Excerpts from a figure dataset
## start
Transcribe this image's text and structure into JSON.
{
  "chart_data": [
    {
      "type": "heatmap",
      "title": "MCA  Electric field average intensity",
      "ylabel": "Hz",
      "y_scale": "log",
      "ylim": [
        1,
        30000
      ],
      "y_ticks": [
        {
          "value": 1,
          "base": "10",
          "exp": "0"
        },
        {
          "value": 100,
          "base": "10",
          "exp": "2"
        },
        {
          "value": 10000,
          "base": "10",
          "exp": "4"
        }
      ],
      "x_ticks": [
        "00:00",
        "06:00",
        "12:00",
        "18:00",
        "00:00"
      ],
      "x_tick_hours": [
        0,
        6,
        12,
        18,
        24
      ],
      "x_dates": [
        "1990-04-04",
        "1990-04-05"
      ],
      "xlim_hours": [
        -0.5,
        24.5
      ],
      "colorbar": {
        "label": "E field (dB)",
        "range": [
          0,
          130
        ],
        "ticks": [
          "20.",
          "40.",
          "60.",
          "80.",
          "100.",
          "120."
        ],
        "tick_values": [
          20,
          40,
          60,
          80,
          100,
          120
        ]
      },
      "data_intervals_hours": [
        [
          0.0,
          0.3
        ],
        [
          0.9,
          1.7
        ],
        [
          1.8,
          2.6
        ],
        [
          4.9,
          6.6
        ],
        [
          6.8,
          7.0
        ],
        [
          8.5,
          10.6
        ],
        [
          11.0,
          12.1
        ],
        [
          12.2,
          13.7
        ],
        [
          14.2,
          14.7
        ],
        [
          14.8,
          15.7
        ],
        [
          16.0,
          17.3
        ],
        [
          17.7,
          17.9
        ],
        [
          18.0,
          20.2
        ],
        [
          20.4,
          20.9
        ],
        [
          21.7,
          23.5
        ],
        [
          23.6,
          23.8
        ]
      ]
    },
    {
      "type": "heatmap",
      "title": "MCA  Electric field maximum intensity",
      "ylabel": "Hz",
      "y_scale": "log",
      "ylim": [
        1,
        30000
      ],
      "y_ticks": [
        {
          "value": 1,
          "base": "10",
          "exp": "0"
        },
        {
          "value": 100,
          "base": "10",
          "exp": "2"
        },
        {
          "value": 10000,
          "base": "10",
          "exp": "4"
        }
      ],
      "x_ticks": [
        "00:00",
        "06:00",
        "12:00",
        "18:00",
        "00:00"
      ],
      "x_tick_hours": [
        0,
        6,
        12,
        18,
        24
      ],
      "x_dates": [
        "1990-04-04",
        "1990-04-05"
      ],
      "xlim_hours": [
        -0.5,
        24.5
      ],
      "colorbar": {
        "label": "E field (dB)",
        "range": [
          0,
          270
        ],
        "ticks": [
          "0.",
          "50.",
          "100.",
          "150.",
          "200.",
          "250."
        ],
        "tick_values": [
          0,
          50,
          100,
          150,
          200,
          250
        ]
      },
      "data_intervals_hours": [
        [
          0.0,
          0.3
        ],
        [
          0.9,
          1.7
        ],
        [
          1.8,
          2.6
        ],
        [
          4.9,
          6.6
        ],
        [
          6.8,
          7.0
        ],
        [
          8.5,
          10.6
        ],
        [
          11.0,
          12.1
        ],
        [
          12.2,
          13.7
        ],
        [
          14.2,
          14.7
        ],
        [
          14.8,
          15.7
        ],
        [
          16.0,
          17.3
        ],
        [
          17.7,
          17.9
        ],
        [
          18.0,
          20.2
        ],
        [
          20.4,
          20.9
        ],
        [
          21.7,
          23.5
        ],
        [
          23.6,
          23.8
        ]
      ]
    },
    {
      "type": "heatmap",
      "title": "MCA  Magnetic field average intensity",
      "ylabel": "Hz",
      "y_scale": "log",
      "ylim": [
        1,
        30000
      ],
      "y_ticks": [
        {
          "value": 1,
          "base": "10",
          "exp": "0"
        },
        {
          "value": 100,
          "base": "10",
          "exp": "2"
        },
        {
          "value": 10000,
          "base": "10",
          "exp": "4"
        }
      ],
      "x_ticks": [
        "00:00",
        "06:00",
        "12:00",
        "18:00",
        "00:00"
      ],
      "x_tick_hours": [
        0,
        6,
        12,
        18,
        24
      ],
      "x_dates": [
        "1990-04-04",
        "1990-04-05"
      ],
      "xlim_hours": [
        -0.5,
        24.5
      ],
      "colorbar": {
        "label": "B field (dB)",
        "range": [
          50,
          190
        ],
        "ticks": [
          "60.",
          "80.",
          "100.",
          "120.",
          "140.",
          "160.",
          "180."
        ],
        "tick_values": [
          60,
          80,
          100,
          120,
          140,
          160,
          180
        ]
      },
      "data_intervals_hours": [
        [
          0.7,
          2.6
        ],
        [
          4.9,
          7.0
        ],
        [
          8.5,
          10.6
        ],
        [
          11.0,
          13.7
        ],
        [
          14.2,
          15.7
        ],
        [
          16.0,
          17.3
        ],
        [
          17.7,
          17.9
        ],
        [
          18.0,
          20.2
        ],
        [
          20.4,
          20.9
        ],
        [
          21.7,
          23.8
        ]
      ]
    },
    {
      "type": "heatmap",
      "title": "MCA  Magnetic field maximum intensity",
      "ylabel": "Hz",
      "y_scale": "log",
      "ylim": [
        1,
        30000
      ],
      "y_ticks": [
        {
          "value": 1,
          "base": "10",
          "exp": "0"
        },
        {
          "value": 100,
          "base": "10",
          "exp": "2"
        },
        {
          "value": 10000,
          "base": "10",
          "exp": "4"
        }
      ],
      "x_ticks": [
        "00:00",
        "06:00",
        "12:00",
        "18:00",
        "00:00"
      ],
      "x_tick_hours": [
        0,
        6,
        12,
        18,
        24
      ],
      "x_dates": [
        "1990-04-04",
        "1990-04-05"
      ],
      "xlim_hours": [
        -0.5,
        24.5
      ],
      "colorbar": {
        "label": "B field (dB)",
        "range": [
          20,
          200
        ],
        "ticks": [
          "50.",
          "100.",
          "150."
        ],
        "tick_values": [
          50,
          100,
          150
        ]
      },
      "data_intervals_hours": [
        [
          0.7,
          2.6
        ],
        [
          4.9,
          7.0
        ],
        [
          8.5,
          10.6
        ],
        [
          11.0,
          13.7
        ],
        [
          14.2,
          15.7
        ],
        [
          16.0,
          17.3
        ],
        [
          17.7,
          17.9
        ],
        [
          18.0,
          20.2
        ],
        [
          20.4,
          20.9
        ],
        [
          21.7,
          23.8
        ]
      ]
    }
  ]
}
## end
_YOUR INSTRUCTIONS:_
Which lines above contain the word "maximum"? Copy each of them.

_EXERCISE SOLUTION:_
      "title": "MCA  Electric field maximum intensity",
      "title": "MCA  Magnetic field maximum intensity",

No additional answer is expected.